Records:
+++

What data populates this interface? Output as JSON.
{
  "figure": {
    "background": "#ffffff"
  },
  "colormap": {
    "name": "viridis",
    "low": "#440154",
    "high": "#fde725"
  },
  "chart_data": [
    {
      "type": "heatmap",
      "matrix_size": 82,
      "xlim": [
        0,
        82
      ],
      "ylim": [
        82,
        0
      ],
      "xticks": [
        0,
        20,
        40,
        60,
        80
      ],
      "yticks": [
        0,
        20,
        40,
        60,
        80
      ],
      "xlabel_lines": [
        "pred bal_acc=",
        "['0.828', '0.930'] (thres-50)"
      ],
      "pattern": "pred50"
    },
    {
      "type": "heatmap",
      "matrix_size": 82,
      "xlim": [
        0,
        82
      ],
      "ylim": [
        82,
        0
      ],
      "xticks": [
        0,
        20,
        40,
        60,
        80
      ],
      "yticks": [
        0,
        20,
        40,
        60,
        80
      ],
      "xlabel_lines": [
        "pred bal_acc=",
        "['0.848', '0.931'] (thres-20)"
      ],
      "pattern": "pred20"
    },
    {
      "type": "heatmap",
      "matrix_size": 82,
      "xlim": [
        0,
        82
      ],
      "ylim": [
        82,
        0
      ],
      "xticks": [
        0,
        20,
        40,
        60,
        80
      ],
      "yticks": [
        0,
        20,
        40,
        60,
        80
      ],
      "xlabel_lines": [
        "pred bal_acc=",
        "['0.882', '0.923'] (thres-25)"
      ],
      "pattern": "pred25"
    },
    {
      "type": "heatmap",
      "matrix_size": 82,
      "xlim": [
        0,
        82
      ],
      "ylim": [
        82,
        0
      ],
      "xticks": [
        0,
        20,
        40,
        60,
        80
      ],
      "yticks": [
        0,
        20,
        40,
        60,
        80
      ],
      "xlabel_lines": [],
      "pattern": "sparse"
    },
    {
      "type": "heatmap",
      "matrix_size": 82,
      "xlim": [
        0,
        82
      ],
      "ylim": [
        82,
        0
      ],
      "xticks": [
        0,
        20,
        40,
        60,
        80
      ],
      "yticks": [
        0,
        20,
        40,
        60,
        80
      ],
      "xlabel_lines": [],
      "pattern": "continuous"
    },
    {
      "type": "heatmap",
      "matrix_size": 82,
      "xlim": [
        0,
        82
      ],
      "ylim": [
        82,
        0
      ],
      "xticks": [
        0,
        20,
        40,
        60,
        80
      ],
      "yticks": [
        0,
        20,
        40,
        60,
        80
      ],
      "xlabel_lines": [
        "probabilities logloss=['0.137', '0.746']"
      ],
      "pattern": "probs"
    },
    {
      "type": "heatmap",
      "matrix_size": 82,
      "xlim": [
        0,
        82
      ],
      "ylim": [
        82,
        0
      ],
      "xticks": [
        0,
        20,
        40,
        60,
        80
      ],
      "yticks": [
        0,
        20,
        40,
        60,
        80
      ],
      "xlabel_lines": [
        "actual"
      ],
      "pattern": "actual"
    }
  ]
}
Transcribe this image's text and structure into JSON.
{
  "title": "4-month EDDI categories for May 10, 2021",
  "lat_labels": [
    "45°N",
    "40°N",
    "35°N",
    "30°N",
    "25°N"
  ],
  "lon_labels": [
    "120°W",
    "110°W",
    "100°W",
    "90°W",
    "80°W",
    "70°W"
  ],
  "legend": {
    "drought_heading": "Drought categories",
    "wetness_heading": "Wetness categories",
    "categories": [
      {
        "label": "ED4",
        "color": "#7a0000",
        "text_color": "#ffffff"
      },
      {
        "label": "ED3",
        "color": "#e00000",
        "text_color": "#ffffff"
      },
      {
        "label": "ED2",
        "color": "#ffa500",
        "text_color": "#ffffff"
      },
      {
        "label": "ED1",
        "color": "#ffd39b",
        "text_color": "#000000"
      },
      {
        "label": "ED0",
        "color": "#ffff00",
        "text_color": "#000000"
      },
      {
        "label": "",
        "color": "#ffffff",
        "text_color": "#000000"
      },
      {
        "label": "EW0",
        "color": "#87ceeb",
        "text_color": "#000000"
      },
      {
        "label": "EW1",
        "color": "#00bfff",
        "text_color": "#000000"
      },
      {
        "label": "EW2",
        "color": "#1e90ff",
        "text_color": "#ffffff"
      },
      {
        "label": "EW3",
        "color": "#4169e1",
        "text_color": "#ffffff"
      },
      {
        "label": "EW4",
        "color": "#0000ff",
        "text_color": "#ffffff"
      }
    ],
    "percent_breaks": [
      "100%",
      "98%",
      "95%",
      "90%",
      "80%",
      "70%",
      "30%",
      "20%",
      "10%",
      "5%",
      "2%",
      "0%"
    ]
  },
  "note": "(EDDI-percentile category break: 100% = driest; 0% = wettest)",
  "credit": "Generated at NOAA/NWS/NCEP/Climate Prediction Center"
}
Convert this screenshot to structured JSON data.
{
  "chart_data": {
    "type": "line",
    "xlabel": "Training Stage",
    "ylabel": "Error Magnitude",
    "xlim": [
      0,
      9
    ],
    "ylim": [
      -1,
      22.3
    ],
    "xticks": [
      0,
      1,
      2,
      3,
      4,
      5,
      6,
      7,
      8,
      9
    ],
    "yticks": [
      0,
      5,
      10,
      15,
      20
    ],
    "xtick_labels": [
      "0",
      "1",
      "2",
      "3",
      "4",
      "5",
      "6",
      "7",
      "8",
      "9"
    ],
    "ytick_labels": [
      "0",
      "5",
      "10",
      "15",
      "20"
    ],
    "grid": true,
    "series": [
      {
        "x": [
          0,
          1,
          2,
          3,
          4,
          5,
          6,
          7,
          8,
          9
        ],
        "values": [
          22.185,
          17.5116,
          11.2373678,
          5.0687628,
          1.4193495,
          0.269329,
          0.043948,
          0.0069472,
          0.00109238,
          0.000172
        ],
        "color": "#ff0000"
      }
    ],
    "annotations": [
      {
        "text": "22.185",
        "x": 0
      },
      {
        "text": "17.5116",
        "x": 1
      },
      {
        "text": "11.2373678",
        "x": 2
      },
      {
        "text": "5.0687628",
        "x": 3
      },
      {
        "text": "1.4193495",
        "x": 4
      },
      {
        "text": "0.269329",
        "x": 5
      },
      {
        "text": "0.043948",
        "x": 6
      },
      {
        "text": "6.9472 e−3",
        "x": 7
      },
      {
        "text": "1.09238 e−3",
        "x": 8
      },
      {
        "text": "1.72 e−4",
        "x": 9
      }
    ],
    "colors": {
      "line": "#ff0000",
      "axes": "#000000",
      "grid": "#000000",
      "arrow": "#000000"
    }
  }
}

+++

PROBLEM TO SOLVE:
Pick out the lines that include the word "EDDI" and write them out.

WRITTEN RESPONSE:
  "title": "4-month EDDI categories for May 10, 2021",
  "note": "(EDDI-percentile category break: 100% = driest; 0% = wettest)",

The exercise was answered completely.